What is being asked: Write out every entry word for word.
━━━
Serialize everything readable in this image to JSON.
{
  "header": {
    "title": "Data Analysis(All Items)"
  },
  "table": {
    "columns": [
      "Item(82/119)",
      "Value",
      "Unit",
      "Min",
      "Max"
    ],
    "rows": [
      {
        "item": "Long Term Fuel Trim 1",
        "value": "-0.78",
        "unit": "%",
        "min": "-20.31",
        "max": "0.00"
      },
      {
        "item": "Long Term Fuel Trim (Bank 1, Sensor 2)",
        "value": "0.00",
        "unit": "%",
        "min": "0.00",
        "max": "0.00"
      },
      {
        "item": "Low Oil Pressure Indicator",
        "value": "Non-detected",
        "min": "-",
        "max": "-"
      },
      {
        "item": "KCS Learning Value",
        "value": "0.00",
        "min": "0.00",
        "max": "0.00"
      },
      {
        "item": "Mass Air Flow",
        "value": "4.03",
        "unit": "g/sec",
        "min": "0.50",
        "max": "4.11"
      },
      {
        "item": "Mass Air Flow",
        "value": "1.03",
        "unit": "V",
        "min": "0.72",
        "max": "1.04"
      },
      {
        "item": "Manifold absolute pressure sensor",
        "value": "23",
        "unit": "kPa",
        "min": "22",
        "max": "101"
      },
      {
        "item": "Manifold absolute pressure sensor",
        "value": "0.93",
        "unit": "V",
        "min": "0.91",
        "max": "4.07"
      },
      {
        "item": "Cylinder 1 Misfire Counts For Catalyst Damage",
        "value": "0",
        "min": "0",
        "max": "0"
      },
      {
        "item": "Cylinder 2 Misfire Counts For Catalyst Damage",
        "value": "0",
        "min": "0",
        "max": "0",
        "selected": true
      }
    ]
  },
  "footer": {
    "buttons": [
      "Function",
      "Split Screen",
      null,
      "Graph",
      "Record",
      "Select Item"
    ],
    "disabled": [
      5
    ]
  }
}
━━━
Task result:
Serialize everything readable in this image to JSON.
{
  "header": {
    "title": "Data Analysis(All Items)"
  },
  "table": {
    "columns": [
      "Item(82/119)",
      "Value",
      "Unit",
      "Min",
      "Max"
    ],
    "rows": [
      {
        "item": "Long Term Fuel Trim 1",
        "value": "-0.78",
        "unit": "%",
        "min": "-20.31",
        "max": "0.00"
      },
      {
        "item": "Long Term Fuel Trim (Bank 1, Sensor 2)",
        "value": "0.00",
        "unit": "%",
        "min": "0.00",
        "max": "0.00"
      },
      {
        "item": "Low Oil Pressure Indicator",
        "value": "Non-detected",
        "min": "-",
        "max": "-"
      },
      {
        "item": "KCS Learning Value",
        "value": "0.00",
        "min": "0.00",
        "max": "0.00"
      },
      {
        "item": "Mass Air Flow",
        "value": "4.03",
        "unit": "g/sec",
        "min": "0.50",
        "max": "4.11"
      },
      {
        "item": "Mass Air Flow",
        "value": "1.03",
        "unit": "V",
        "min": "0.72",
        "max": "1.04"
      },
      {
        "item": "Manifold absolute pressure sensor",
        "value": "23",
        "unit": "kPa",
        "min": "22",
        "max": "101"
      },
      {
        "item": "Manifold absolute pressure sensor",
        "value": "0.93",
        "unit": "V",
        "min": "0.91",
        "max": "4.07"
      },
      {
        "item": "Cylinder 1 Misfire Counts For Catalyst Damage",
        "value": "0",
        "min": "0",
        "max": "0"
      },
      {
        "item": "Cylinder 2 Misfire Counts For Catalyst Damage",
        "value": "0",
        "min": "0",
        "max": "0",
        "selected": true
      }
    ]
  },
  "footer": {
    "buttons": [
      "Function",
      "Split Screen",
      null,
      "Graph",
      "Record",
      "Select Item"
    ],
    "disabled": [
      5
    ]
  }
}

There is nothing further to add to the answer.